→ What to work on
Find the lines of data that contain the string "Песоченская", then list them.

→ Recorded data

====================

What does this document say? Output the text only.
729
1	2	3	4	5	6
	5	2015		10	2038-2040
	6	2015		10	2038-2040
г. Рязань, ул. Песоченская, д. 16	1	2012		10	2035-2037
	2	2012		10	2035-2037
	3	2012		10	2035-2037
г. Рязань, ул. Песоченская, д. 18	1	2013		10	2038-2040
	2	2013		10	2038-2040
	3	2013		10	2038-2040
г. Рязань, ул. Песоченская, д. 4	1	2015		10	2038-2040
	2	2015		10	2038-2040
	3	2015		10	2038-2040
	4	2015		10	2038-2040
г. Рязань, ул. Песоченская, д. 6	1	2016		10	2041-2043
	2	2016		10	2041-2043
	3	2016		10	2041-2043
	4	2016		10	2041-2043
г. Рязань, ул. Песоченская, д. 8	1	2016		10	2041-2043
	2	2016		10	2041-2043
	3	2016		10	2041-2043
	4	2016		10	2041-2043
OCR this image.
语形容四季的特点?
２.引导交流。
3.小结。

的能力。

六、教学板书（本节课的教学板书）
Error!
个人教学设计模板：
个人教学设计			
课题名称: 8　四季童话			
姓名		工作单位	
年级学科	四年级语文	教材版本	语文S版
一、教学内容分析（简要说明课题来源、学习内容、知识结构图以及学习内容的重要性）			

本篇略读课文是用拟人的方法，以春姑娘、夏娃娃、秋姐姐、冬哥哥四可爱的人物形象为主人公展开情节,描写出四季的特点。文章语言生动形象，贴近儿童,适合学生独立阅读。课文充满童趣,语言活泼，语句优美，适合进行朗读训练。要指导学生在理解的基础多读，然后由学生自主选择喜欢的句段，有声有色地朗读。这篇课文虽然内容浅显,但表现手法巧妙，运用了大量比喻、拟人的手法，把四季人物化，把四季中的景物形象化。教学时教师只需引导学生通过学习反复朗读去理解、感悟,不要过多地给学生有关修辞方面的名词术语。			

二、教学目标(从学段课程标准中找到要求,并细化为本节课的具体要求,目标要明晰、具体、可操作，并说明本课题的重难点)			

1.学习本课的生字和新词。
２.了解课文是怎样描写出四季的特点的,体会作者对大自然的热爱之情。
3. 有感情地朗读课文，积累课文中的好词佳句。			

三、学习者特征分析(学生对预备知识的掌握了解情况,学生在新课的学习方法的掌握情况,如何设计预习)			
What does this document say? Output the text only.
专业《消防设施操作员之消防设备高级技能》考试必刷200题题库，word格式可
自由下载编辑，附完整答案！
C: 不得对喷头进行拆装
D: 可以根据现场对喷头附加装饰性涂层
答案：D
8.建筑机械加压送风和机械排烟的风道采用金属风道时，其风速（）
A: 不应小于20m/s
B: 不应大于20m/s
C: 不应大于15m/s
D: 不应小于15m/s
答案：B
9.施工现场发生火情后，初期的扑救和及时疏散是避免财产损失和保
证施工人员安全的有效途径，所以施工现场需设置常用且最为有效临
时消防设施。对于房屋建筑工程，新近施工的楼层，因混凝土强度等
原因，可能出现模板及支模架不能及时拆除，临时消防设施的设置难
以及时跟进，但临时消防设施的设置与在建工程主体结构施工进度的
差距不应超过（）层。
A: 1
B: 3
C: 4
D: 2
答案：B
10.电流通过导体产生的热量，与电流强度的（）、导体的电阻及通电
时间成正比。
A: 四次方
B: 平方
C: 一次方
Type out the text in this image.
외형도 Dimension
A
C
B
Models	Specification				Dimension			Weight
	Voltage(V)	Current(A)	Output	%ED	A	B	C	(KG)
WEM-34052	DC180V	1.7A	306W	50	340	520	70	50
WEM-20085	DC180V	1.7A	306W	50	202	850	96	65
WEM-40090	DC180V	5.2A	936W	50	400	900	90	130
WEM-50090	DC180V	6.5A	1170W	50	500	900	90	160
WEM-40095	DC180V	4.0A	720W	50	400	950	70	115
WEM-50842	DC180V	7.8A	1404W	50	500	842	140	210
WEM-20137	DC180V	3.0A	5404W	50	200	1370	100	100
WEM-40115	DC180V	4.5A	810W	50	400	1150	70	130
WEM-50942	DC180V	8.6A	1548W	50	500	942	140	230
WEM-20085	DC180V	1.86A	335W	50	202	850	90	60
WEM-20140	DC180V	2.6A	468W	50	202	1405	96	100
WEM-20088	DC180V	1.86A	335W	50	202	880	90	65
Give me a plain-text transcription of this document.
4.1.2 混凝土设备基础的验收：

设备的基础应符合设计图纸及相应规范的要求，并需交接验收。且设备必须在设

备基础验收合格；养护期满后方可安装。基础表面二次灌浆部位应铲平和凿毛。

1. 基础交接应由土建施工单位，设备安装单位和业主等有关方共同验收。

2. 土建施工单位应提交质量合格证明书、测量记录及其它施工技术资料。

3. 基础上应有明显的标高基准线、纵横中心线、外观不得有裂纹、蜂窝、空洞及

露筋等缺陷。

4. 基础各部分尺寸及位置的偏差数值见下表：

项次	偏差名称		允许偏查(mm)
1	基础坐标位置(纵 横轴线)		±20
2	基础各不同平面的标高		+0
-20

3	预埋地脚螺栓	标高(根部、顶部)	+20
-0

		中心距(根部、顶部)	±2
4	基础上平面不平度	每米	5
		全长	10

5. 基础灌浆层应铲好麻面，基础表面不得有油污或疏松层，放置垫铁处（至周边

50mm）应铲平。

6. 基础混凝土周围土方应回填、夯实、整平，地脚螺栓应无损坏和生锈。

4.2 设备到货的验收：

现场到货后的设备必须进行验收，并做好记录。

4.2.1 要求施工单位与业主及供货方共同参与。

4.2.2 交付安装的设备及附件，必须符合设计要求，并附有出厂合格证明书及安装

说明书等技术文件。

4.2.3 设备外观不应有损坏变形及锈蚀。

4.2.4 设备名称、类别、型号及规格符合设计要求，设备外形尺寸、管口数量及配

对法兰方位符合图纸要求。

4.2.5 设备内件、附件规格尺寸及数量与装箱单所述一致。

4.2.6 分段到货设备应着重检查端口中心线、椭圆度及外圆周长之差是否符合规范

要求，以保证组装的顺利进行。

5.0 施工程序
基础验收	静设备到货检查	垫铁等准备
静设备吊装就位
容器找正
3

====================

→ Solution to the problem
г. Рязань, ул. Песоченская, д. 16	1	2012		10	2035-2037
г. Рязань, ул. Песоченская, д. 18	1	2013		10	2038-2040
г. Рязань, ул. Песоченская, д. 4	1	2015		10	2038-2040
г. Рязань, ул. Песоченская, д. 6	1	2016		10	2041-2043
г. Рязань, ул. Песоченская, д. 8	1	2016		10	2041-2043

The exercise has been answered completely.